■ **DIRECTION**
Filter the entries and keep only the lines where the string "están" appears.

>> BEGIN

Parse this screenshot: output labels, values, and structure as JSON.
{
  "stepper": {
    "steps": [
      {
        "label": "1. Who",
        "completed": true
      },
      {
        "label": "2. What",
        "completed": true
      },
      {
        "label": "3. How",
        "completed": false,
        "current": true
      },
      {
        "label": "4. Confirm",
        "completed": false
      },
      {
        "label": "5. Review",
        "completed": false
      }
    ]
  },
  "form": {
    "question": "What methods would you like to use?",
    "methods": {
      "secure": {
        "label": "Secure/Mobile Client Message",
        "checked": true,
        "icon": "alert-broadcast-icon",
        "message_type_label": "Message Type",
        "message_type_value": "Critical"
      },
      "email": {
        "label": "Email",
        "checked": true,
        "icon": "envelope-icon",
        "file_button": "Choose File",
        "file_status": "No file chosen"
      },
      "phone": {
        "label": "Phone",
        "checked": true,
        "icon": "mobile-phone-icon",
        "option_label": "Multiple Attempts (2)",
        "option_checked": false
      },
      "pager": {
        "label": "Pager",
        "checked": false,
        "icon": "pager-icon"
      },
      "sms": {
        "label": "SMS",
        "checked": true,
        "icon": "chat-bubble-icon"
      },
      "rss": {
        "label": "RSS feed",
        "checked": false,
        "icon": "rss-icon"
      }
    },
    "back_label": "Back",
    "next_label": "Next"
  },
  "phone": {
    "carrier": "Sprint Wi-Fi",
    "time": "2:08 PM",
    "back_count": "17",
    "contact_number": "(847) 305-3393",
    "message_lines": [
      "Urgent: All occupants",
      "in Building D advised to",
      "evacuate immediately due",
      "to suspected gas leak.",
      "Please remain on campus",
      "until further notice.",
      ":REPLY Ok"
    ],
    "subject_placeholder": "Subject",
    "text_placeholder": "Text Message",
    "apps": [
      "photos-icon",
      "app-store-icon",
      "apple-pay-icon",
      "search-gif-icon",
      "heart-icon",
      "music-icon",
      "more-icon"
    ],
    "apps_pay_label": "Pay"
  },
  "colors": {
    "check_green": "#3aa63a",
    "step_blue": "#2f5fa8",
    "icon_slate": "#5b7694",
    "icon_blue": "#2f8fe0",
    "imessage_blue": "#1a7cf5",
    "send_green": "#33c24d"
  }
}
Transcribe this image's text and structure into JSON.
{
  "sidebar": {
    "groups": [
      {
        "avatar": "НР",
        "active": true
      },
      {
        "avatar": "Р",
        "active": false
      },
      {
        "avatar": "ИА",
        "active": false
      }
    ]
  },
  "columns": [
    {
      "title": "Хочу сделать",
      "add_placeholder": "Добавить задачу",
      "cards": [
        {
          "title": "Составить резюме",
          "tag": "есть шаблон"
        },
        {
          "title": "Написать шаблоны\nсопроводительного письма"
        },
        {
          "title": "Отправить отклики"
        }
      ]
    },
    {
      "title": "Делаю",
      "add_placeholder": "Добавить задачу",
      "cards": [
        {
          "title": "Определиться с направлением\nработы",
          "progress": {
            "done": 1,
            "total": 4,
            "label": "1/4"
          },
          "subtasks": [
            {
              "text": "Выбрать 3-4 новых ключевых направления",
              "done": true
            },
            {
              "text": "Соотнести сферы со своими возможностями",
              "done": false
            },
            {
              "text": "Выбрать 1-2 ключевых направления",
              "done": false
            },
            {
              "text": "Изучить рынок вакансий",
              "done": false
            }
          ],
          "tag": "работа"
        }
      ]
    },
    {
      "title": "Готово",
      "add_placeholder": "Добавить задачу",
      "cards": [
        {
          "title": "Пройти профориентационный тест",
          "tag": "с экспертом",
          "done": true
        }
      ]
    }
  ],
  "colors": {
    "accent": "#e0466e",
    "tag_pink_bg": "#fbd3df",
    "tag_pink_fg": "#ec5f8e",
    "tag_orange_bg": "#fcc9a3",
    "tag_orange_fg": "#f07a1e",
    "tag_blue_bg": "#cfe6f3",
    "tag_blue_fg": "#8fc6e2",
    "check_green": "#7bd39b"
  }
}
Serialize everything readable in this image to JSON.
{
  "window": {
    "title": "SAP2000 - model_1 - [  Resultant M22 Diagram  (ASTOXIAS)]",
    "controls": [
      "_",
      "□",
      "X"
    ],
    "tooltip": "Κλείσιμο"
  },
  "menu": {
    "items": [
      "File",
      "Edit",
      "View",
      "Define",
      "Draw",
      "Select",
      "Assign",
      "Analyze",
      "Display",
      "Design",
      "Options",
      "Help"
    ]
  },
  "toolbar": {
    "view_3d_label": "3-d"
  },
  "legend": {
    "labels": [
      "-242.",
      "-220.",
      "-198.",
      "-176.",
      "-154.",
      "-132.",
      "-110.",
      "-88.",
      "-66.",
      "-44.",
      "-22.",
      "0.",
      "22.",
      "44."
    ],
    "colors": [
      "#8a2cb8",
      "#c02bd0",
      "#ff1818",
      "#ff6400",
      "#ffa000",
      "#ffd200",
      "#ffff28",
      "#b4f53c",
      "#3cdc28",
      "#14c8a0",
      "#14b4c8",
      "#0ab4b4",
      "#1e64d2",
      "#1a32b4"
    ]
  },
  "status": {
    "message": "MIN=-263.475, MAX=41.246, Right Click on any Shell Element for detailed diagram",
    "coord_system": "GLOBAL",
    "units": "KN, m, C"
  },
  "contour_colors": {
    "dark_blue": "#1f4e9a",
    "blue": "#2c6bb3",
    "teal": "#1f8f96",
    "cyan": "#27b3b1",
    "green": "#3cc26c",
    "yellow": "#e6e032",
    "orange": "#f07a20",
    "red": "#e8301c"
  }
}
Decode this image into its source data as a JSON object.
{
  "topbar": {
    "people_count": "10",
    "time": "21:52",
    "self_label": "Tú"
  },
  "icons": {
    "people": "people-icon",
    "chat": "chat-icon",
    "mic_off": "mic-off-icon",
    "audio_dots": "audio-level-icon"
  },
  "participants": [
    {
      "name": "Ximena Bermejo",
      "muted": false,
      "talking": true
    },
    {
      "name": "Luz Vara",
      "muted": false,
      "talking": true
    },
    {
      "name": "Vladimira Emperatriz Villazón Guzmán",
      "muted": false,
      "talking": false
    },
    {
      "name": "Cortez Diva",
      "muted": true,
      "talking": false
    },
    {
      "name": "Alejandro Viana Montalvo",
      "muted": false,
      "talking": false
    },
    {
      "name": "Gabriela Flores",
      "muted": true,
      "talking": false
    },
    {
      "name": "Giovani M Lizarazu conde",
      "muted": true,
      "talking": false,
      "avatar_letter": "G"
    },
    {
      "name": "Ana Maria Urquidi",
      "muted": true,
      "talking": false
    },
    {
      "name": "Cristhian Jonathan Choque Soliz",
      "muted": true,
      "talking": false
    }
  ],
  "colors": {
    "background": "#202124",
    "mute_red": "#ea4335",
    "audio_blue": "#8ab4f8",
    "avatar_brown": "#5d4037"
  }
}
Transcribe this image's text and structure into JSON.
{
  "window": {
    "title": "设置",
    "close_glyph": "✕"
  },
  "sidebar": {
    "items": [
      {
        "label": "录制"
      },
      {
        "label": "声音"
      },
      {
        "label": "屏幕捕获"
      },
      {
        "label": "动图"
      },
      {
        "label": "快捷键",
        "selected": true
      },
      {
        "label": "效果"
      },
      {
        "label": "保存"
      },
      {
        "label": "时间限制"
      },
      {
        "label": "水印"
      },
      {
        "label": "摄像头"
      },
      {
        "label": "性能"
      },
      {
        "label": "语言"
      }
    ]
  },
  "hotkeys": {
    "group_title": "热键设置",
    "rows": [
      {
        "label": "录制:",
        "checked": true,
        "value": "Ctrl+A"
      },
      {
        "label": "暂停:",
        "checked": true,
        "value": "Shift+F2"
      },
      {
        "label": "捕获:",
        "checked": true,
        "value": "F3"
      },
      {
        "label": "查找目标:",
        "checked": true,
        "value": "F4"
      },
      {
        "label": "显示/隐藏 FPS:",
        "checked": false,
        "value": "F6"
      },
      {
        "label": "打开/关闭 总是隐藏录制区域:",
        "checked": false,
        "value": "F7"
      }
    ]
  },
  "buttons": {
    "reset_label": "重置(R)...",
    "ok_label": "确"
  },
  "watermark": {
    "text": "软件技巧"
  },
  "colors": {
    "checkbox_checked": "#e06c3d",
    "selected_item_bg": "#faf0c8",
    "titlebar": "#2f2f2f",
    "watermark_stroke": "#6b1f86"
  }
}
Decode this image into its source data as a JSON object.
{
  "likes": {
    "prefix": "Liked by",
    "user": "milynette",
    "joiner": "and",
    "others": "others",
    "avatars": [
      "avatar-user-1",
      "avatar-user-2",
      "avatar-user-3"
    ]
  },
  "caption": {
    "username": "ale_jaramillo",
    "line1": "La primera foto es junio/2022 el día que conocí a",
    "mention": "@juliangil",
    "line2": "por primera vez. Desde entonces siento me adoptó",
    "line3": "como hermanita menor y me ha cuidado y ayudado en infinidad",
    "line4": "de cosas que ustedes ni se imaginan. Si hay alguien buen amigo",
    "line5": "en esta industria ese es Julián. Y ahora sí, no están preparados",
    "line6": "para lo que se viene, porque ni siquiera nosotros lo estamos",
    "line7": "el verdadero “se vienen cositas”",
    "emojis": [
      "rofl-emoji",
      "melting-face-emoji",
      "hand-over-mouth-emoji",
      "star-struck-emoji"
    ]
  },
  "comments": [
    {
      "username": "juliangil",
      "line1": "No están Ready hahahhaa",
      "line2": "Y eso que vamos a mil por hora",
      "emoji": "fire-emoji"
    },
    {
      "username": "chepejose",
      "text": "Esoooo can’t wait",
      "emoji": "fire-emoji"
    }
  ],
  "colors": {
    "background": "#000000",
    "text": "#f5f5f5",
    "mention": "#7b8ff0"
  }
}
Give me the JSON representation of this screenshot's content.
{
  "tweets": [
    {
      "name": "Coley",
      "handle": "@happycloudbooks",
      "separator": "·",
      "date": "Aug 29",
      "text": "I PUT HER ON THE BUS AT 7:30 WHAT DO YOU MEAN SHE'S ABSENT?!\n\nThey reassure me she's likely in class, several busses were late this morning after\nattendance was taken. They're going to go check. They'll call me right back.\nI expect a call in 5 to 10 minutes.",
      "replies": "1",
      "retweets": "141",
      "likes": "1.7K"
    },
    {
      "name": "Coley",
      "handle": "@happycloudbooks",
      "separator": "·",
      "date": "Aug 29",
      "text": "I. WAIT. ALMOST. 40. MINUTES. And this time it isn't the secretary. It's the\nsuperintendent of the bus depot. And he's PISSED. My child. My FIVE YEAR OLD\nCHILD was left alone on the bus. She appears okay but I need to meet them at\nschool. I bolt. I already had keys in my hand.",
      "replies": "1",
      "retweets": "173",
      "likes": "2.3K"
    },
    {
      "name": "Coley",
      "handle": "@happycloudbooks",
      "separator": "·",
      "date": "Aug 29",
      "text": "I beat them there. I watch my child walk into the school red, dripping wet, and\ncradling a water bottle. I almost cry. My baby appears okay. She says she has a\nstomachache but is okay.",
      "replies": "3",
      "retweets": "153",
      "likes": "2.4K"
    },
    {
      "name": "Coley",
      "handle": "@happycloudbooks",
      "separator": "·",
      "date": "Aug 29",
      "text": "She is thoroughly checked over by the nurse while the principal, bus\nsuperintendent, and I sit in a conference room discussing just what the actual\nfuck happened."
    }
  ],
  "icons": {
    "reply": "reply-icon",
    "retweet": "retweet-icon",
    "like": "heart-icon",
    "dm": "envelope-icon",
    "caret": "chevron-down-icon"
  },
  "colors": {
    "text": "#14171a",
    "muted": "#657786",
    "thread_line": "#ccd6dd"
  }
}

>> END

■ **ANSWER FOR THE TASK**
    "line5": "en esta industria ese es Julián. Y ahora sí, no están preparados",
      "line1": "No están Ready hahahhaa",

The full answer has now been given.